Short problem
Return the lines that run from the line containing "What does this" through the end of the entries, both ends included. Leave out all pictures.

Extracted material
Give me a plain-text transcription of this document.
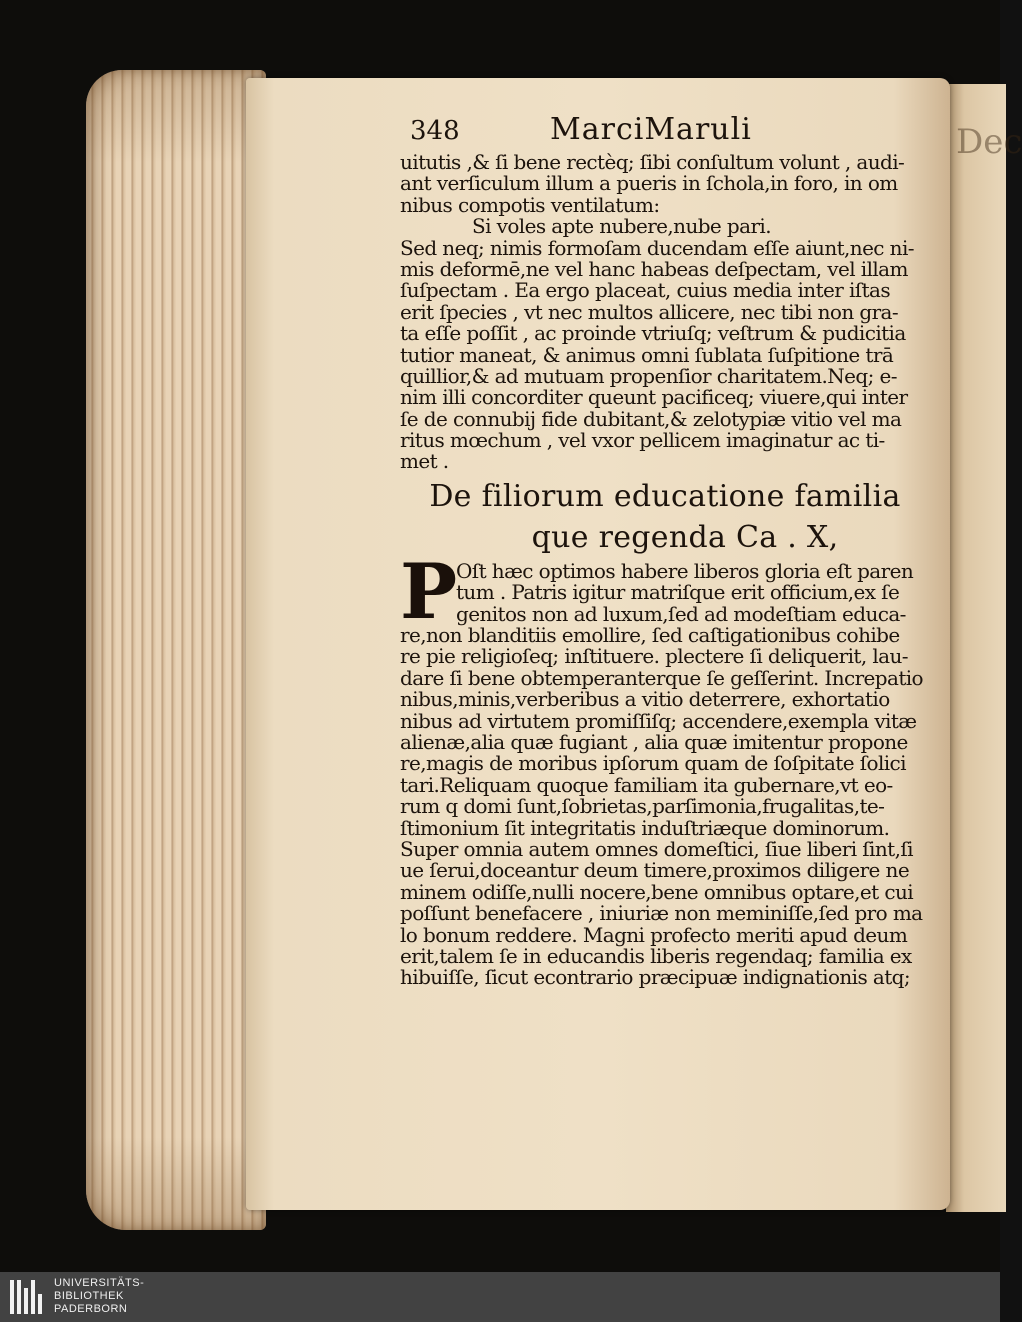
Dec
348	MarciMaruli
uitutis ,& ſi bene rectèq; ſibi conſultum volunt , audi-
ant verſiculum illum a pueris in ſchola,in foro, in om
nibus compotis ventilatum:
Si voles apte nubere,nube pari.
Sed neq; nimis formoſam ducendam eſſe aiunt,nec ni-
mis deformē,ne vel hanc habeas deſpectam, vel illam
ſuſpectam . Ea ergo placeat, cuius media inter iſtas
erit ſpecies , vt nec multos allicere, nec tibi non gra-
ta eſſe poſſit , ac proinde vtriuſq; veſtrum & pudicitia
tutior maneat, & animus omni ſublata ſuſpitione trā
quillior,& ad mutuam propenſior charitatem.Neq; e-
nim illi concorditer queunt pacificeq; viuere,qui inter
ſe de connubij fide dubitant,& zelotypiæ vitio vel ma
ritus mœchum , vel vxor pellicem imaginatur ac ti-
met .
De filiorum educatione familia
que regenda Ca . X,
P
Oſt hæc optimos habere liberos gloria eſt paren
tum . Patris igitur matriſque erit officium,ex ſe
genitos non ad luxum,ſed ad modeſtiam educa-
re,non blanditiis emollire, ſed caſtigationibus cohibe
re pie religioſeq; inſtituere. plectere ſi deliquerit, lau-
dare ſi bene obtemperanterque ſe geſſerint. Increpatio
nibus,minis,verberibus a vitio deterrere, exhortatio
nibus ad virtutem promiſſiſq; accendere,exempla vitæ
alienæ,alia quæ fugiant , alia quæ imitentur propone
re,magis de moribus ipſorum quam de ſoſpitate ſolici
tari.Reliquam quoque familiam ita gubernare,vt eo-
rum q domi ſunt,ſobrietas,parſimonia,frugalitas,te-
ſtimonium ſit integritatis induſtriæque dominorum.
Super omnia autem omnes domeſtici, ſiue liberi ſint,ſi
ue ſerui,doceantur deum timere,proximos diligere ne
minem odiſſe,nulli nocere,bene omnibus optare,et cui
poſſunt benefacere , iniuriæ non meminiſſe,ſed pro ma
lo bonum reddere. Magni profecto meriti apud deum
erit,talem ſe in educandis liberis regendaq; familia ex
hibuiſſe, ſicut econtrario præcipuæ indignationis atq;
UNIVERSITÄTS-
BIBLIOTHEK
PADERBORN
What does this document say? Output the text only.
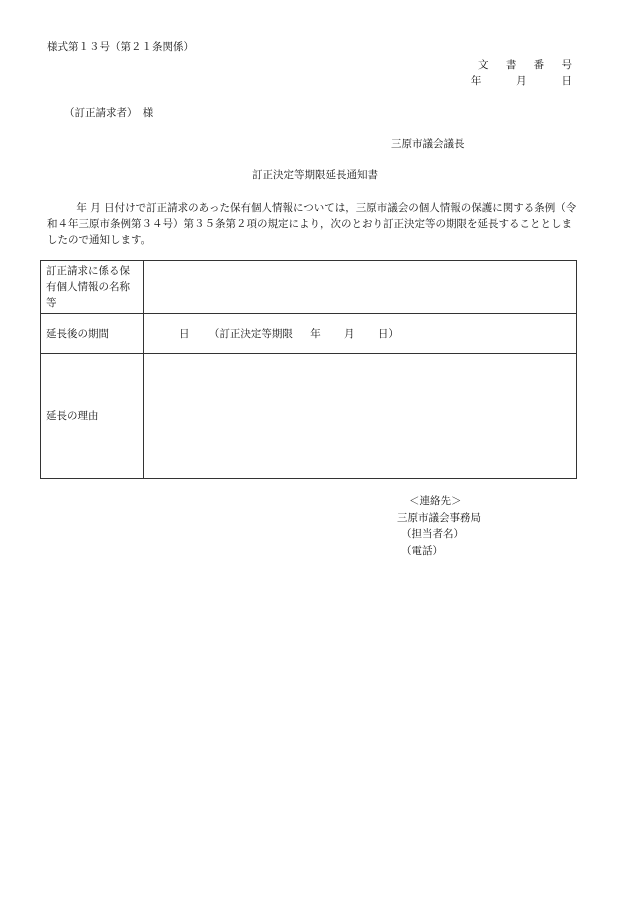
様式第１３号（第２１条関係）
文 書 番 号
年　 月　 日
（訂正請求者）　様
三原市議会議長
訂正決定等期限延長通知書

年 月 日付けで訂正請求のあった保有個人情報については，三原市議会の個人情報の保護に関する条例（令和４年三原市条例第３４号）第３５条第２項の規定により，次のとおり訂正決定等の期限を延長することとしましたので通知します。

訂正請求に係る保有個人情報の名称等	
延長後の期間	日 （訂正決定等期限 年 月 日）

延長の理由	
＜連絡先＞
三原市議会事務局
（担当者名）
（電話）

The output
What does this document say? Output the text only.
様式第１３号（第２１条関係）
文 書 番 号
年　 月　 日
（訂正請求者）　様
三原市議会議長
訂正決定等期限延長通知書

年 月 日付けで訂正請求のあった保有個人情報については，三原市議会の個人情報の保護に関する条例（令和４年三原市条例第３４号）第３５条第２項の規定により，次のとおり訂正決定等の期限を延長することとしましたので通知します。

訂正請求に係る保有個人情報の名称等	
延長後の期間	日 （訂正決定等期限 年 月 日）

延長の理由	
＜連絡先＞
三原市議会事務局
（担当者名）
（電話）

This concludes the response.